:: Quoted passage ::
The Origins of Women’s History at the Université de Moncton

Phyllis E. LeBlanc
Université de Moncton

1 I WOULD FIRST LIKE TO THANK THE organizers of the symposium for the invitation to participate in this roundtable. My understanding of the task I have been assigned is that I have the responsibility of representing the accomplishments and assessing the gaps in the teaching of women’s history at my own institution, the Université de Moncton, and providing some indication of the potential for the future of the practice of women’s history at this same institution.

2 I will begin by stating that the gaps have, so far, outweighed the accomplishments (this, I fear, will be a common assessment at this afternoon’s roundtable) and I will attempt to provide some context for this assessment.

3 The Université de Moncton is a French-language institution within the English-speaking academic milieu of the Atlantic Provinces and, as such, it has always suffered from intellectual isolation. After all, communication through language – both oral and written – is, for academic institutions, fundamental to its mandate and academics have not managed, generally speaking, to overcome the language barrier that would allow greater communication regarding their research and their institution’s programs and, more importantly, greater collaboration in these areas.

4 The Université de Moncton is not solely responsible for this state of affairs. However, its institutional mentality encouraged – and indeed still encourages – this isolation in a number of ways. After all, its raison d’être within the academic milieu of the Atlantic Provinces is unique: the post-secondary education of Acadians in the French language. The minority status of Acadians within the Atlantic region, which bred a policy of cultural isolation in order to achieve cultural survival, has had great influence on this institution and its predecessor, the Université Saint-Joseph, throughout the 20th century. This is hardly surprising, since the elites responsible for the development and implementation of this policy of cultural isolation were also, historically, those learned leaders who directed the Université Saint-Joseph’s and later the Université de Moncton’s institutional development.

5 The result – at least at the institutional level – is a siege mentality which has unwittingly ensured the continued mutual ignorance of the work accomplished by academics and students alike within the academic milieu of the Atlantic Provinces, and unwillingness to actively encourage intellectual collaboration between academics and academic institutions within the region.
:::
* Brief: Repeat the text on women's history at the Université de Moncton word for word, between "Phyllis E. LeBlanc" and "this same institution.", inclusive.
:: Entries provided ::
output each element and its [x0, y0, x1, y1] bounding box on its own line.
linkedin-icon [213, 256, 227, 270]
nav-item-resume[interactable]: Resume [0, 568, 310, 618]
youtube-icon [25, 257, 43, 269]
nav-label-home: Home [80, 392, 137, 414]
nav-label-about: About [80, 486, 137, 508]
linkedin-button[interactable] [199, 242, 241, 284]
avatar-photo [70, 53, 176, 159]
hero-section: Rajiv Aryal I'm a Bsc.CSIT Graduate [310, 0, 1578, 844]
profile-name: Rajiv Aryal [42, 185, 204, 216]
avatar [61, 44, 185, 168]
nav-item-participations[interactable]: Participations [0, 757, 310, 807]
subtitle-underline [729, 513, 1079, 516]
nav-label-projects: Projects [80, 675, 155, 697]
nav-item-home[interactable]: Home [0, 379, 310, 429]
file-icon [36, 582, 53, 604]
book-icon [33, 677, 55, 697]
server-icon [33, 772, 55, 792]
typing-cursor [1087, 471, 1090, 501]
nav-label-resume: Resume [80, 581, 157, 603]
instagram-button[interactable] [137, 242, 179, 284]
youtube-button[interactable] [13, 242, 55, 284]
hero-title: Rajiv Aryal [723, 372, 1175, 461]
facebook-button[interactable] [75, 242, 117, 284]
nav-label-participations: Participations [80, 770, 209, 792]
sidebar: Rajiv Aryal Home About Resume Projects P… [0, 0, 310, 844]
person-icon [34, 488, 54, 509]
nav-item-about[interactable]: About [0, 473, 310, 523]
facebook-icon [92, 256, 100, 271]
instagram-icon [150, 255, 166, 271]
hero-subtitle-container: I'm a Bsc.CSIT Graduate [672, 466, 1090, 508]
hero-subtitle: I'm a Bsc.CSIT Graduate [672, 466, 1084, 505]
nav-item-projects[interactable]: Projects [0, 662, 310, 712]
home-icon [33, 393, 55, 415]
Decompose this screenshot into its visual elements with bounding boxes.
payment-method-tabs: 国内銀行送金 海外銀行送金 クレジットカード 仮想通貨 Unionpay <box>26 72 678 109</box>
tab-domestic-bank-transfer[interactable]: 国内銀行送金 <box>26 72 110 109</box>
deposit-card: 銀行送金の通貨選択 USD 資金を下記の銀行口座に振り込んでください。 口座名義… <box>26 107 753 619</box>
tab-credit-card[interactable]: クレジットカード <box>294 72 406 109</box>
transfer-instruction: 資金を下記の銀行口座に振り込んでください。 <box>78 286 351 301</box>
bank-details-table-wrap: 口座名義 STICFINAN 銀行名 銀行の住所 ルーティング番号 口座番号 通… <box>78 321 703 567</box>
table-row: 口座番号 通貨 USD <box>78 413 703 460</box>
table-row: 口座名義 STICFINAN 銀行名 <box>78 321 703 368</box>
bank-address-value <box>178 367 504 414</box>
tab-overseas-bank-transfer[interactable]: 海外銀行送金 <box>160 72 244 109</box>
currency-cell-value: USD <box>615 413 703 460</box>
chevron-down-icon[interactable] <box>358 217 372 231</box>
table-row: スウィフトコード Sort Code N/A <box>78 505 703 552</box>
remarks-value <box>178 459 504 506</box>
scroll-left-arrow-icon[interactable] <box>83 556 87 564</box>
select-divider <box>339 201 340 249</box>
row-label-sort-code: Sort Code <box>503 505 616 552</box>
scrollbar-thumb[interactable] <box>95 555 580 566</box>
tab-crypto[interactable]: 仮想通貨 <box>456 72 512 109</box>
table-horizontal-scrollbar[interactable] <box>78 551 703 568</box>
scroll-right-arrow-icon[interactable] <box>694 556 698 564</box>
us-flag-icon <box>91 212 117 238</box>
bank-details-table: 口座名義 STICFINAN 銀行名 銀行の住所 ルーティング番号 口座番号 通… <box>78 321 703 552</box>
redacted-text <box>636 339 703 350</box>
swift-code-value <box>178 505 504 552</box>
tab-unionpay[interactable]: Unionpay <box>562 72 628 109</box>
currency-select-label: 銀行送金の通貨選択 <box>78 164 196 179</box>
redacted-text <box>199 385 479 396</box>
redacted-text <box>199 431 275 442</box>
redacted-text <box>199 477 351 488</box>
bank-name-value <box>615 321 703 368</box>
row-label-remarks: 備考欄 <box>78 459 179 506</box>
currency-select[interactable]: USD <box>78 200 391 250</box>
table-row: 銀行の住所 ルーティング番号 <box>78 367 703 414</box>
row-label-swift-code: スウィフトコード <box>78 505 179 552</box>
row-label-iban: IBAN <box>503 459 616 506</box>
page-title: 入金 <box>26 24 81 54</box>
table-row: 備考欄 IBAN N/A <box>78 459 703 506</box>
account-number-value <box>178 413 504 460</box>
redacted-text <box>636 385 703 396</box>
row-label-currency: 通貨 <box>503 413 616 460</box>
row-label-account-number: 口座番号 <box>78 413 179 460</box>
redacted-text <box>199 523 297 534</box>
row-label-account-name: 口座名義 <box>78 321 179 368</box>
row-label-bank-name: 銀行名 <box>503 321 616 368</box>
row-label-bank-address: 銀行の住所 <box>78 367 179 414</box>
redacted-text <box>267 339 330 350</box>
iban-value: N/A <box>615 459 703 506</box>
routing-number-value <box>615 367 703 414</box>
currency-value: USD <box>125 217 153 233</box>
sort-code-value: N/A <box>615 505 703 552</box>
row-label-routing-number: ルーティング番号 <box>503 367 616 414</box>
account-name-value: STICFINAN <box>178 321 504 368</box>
:::
* Exercise answer:
Phyllis E. LeBlanc
Université de Moncton

1 I WOULD FIRST LIKE TO THANK THE organizers of the symposium for the invitation to participate in this roundtable. My understanding of the task I have been assigned is that I have the responsibility of representing the accomplishments and assessing the gaps in the teaching of women’s history at my own institution, the Université de Moncton, and providing some indication of the potential for the future of the practice of women’s history at this same institution.